***** INPUT
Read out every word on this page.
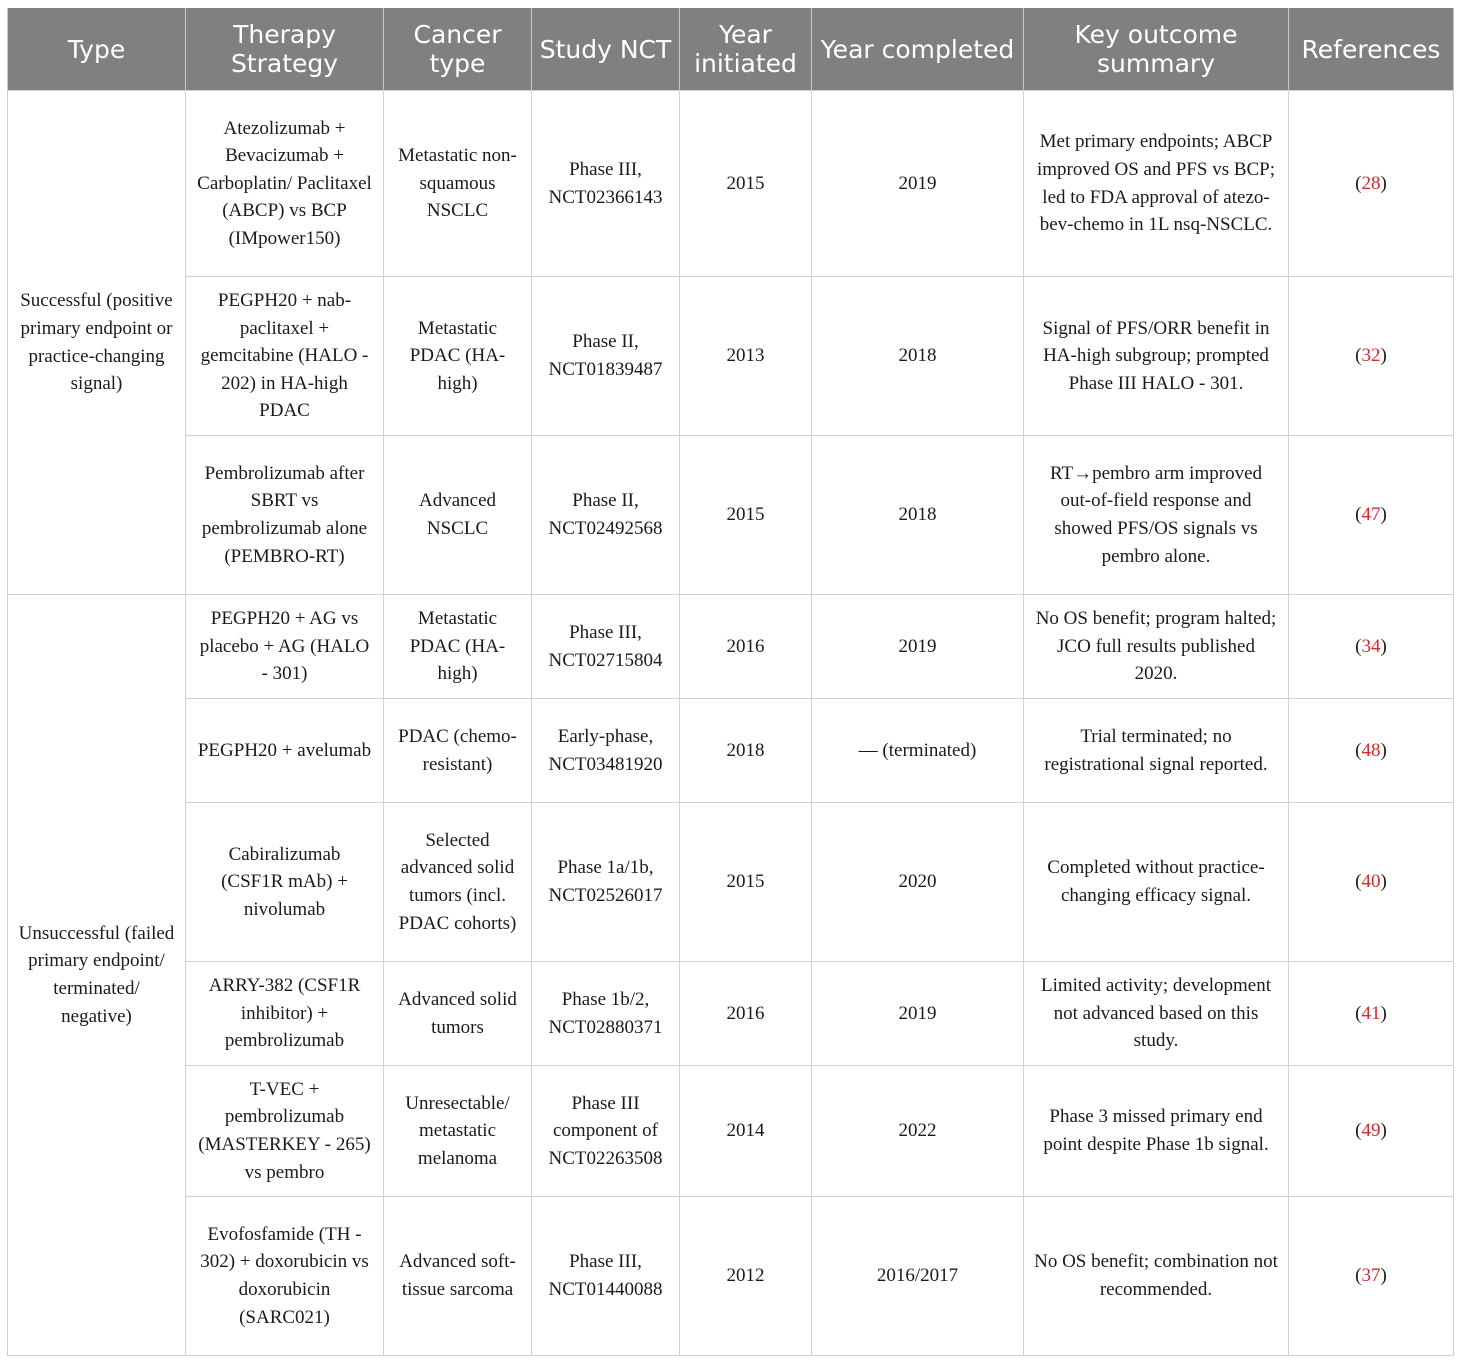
Type	Therapy Strategy	Cancer type	Study NCT	Year initiated	Year completed	Key outcome summary	References
Successful (positive primary endpoint or practice-changing signal)	Atezolizumab + Bevacizumab + Carboplatin/ Paclitaxel (ABCP) vs BCP (IMpower150)	Metastatic non-squamous NSCLC	Phase III, NCT02366143	2015	2019	Met primary endpoints; ABCP improved OS and PFS vs BCP; led to FDA approval of atezo-bev-chemo in 1L nsq-NSCLC.	(28)
	PEGPH20 + nab-paclitaxel + gemcitabine (HALO - 202) in HA-high PDAC	Metastatic PDAC (HA-high)	Phase II, NCT01839487	2013	2018	Signal of PFS/ORR benefit in HA-high subgroup; prompted Phase III HALO - 301.	(32)
	Pembrolizumab after SBRT vs pembrolizumab alone (PEMBRO-RT)	Advanced NSCLC	Phase II, NCT02492568	2015	2018	RT→pembro arm improved out-of-field response and showed PFS/OS signals vs pembro alone.	(47)
Unsuccessful (failed primary endpoint/ terminated/ negative)	PEGPH20 + AG vs placebo + AG (HALO - 301)	Metastatic PDAC (HA-high)	Phase III, NCT02715804	2016	2019	No OS benefit; program halted; JCO full results published 2020.	(34)
	PEGPH20 + avelumab	PDAC (chemo-resistant)	Early-phase, NCT03481920	2018	— (terminated)	Trial terminated; no registrational signal reported.	(48)
	Cabiralizumab (CSF1R mAb) + nivolumab	Selected advanced solid tumors (incl. PDAC cohorts)	Phase 1a/1b, NCT02526017	2015	2020	Completed without practice-changing efficacy signal.	(40)
	ARRY-382 (CSF1R inhibitor) + pembrolizumab	Advanced solid tumors	Phase 1b/2, NCT02880371	2016	2019	Limited activity; development not advanced based on this study.	(41)
	T-VEC + pembrolizumab (MASTERKEY - 265) vs pembro	Unresectable/ metastatic melanoma	Phase III component of NCT02263508	2014	2022	Phase 3 missed primary end point despite Phase 1b signal.	(49)
	Evofosfamide (TH - 302) + doxorubicin vs doxorubicin (SARC021)	Advanced soft-tissue sarcoma	Phase III, NCT01440088	2012	2016/2017	No OS benefit; combination not recommended.	(37)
**********
Pictures are to be left out; all else in the entries above is to be quoted exactly.

## ANSWER SECTION
Read out every word on this page.
Type	Therapy Strategy	Cancer type	Study NCT	Year initiated	Year completed	Key outcome summary	References
Successful (positive primary endpoint or practice-changing signal)	Atezolizumab + Bevacizumab + Carboplatin/ Paclitaxel (ABCP) vs BCP (IMpower150)	Metastatic non-squamous NSCLC	Phase III, NCT02366143	2015	2019	Met primary endpoints; ABCP improved OS and PFS vs BCP; led to FDA approval of atezo-bev-chemo in 1L nsq-NSCLC.	(28)
	PEGPH20 + nab-paclitaxel + gemcitabine (HALO - 202) in HA-high PDAC	Metastatic PDAC (HA-high)	Phase II, NCT01839487	2013	2018	Signal of PFS/ORR benefit in HA-high subgroup; prompted Phase III HALO - 301.	(32)
	Pembrolizumab after SBRT vs pembrolizumab alone (PEMBRO-RT)	Advanced NSCLC	Phase II, NCT02492568	2015	2018	RT→pembro arm improved out-of-field response and showed PFS/OS signals vs pembro alone.	(47)
Unsuccessful (failed primary endpoint/ terminated/ negative)	PEGPH20 + AG vs placebo + AG (HALO - 301)	Metastatic PDAC (HA-high)	Phase III, NCT02715804	2016	2019	No OS benefit; program halted; JCO full results published 2020.	(34)
	PEGPH20 + avelumab	PDAC (chemo-resistant)	Early-phase, NCT03481920	2018	— (terminated)	Trial terminated; no registrational signal reported.	(48)
	Cabiralizumab (CSF1R mAb) + nivolumab	Selected advanced solid tumors (incl. PDAC cohorts)	Phase 1a/1b, NCT02526017	2015	2020	Completed without practice-changing efficacy signal.	(40)
	ARRY-382 (CSF1R inhibitor) + pembrolizumab	Advanced solid tumors	Phase 1b/2, NCT02880371	2016	2019	Limited activity; development not advanced based on this study.	(41)
	T-VEC + pembrolizumab (MASTERKEY - 265) vs pembro	Unresectable/ metastatic melanoma	Phase III component of NCT02263508	2014	2022	Phase 3 missed primary end point despite Phase 1b signal.	(49)
	Evofosfamide (TH - 302) + doxorubicin vs doxorubicin (SARC021)	Advanced soft-tissue sarcoma	Phase III, NCT01440088	2012	2016/2017	No OS benefit; combination not recommended.	(37)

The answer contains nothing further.